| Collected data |

· · ·

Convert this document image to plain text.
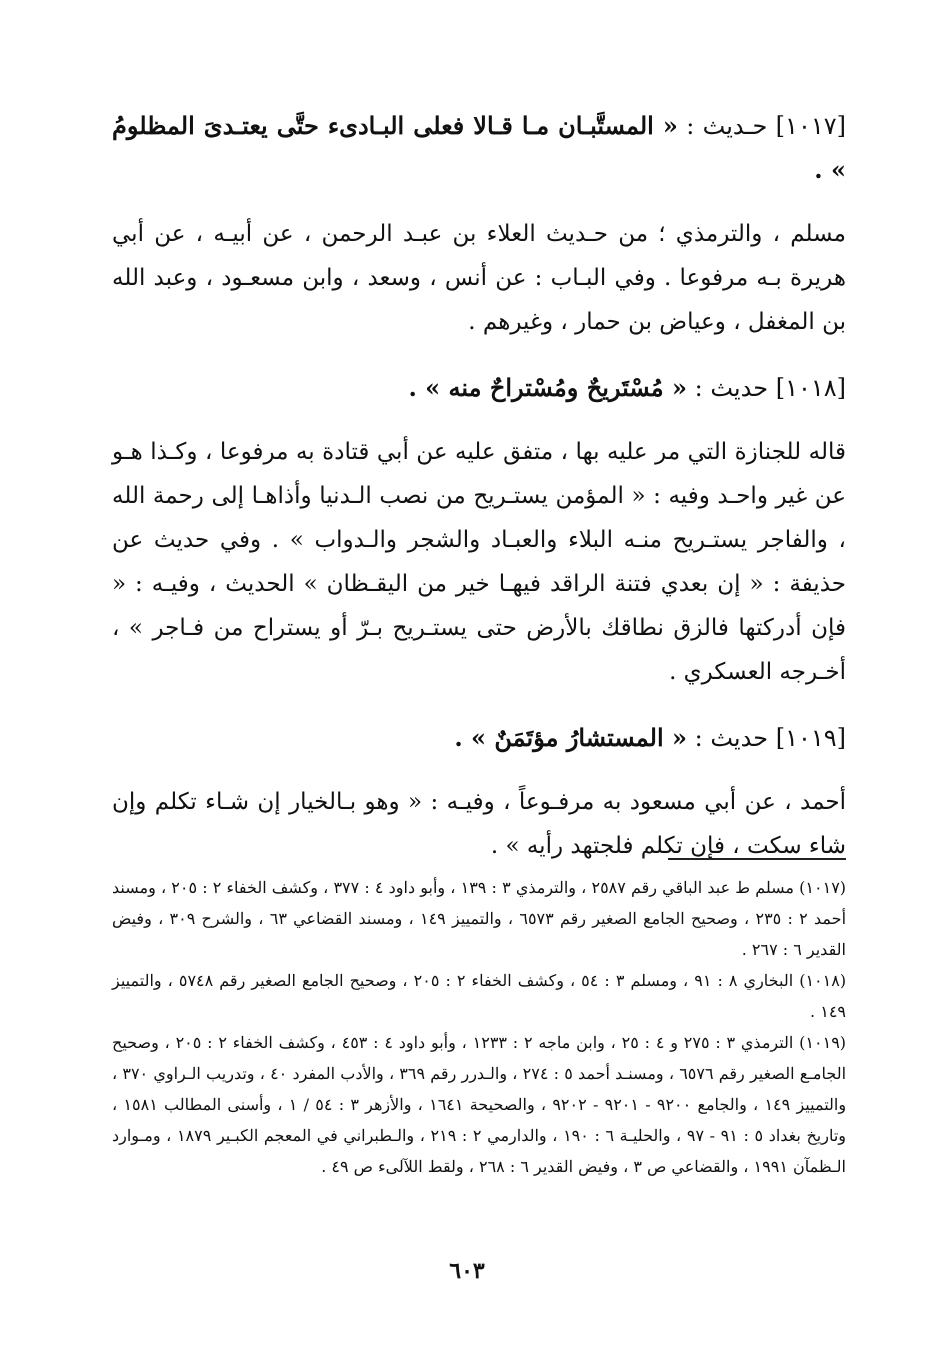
[١٠١٧] حـديث : « المستَّبـان مـا قـالا فعلى البـادىء حتَّى يعتـدىَ المظلومُ » .

مسلم ، والترمذي ؛ من حـديث العلاء بن عبـد الرحمن ، عن أبيـه ، عن أبي هريرة بـه مرفوعا . وفي البـاب : عن أنس ، وسعد ، وابن مسعـود ، وعبد الله بن المغفل ، وعياض بن حمار ، وغيرهم .

[١٠١٨] حديث : « مُسْتَريحٌ ومُسْتراحٌ منه » .

قاله للجنازة التي مر عليه بها ، متفق عليه عن أبي قتادة به مرفوعا ، وكـذا هـو عن غير واحـد وفيه : « المؤمن يستـريح من نصب الـدنيا وأذاهـا إلى رحمة الله ، والفاجر يستـريح منـه البلاء والعبـاد والشجر والـدواب » . وفي حديث عن حذيفة : « إن بعدي فتنة الراقد فيهـا خير من اليقـظان » الحديث ، وفيـه : « فإن أدركتها فالزق نطاقك بالأرض حتى يستـريح بـرّ أو يستراح من فـاجر » ، أخـرجه العسكري .

[١٠١٩] حديث : « المستشارُ مؤتَمَنٌ » .

أحمد ، عن أبي مسعود به مرفـوعاً ، وفيـه : « وهو بـالخيار إن شـاء تكلم وإن شاء سكت ، فإن تكلم فلجتهد رأيه » .

(١٠١٧) مسلم ط عبد الباقي رقم ٢٥٨٧ ، والترمذي ٣ : ١٣٩ ، وأبو داود ٤ : ٣٧٧ ، وكشف الخفاء ٢ : ٢٠٥ ، ومسند أحمد ٢ : ٢٣٥ ، وصحيح الجامع الصغير رقم ٦٥٧٣ ، والتمييز ١٤٩ ، ومسند القضاعي ٦٣ ، والشرح ٣٠٩ ، وفيض القدير ٦ : ٢٦٧ .

(١٠١٨) البخاري ٨ : ٩١ ، ومسلم ٣ : ٥٤ ، وكشف الخفاء ٢ : ٢٠٥ ، وصحيح الجامع الصغير رقم ٥٧٤٨ ، والتمييز ١٤٩ .

(١٠١٩) الترمذي ٣ : ٢٧٥ و ٤ : ٢٥ ، وابن ماجه ٢ : ١٢٣٣ ، وأبو داود ٤ : ٤٥٣ ، وكشف الخفاء ٢ : ٢٠٥ ، وصحيح الجامـع الصغير رقم ٦٥٧٦ ، ومسنـد أحمد ٥ : ٢٧٤ ، والـدرر رقم ٣٦٩ ، والأدب المفرد ٤٠ ، وتدريب الـراوي ٣٧٠ ، والتمييز ١٤٩ ، والجامع ٩٢٠٠ - ٩٢٠١ - ٩٢٠٢ ، والصحيحة ١٦٤١ ، والأزهر ٣ : ٥٤ / ١ ، وأسنى المطالب ١٥٨١ ، وتاريخ بغداد ٥ : ٩١ - ٩٧ ، والحليـة ٦ : ١٩٠ ، والدارمي ٢ : ٢١٩ ، والـطبراني في المعجم الكبـير ١٨٧٩ ، ومـوارد الـظمآن ١٩٩١ ، والقضاعي ص ٣ ، وفيض القدير ٦ : ٢٦٨ ، ولقط اللآلىء ص ٤٩ .

٦٠٣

· · ·

| Written request |
Go through the records above and copy every line with the word "والترمذي".

| Completed exercise |
مسلم ، والترمذي ؛ من حـديث العلاء بن عبـد الرحمن ، عن أبيـه ، عن أبي هريرة بـه مرفوعا . وفي البـاب : عن أنس ، وسعد ، وابن مسعـود ، وعبد الله بن المغفل ، وعياض بن حمار ، وغيرهم .
(١٠١٧) مسلم ط عبد الباقي رقم ٢٥٨٧ ، والترمذي ٣ : ١٣٩ ، وأبو داود ٤ : ٣٧٧ ، وكشف الخفاء ٢ : ٢٠٥ ، ومسند أحمد ٢ : ٢٣٥ ، وصحيح الجامع الصغير رقم ٦٥٧٣ ، والتمييز ١٤٩ ، ومسند القضاعي ٦٣ ، والشرح ٣٠٩ ، وفيض القدير ٦ : ٢٦٧ .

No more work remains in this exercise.